Written instruction:
Repeat each line word for word.

Supplied data:
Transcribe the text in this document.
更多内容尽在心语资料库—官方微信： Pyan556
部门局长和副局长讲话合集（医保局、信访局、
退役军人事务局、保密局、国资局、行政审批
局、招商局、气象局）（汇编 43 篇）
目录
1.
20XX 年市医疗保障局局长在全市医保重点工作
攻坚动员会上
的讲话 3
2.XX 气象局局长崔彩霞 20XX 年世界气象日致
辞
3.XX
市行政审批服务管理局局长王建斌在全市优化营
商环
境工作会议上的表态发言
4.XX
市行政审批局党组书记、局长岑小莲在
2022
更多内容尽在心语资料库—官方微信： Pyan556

Exercise solution:
Transcribe the text in this document.
更多内容尽在心语资料库—官方微信： Pyan556
部门局长和副局长讲话合集（医保局、信访局、
退役军人事务局、保密局、国资局、行政审批
局、招商局、气象局）（汇编 43 篇）
目录
1.
20XX 年市医疗保障局局长在全市医保重点工作
攻坚动员会上
的讲话 3
2.XX 气象局局长崔彩霞 20XX 年世界气象日致
辞
3.XX
市行政审批服务管理局局长王建斌在全市优化营
商环
境工作会议上的表态发言
4.XX
市行政审批局党组书记、局长岑小莲在
2022
更多内容尽在心语资料库—官方微信： Pyan556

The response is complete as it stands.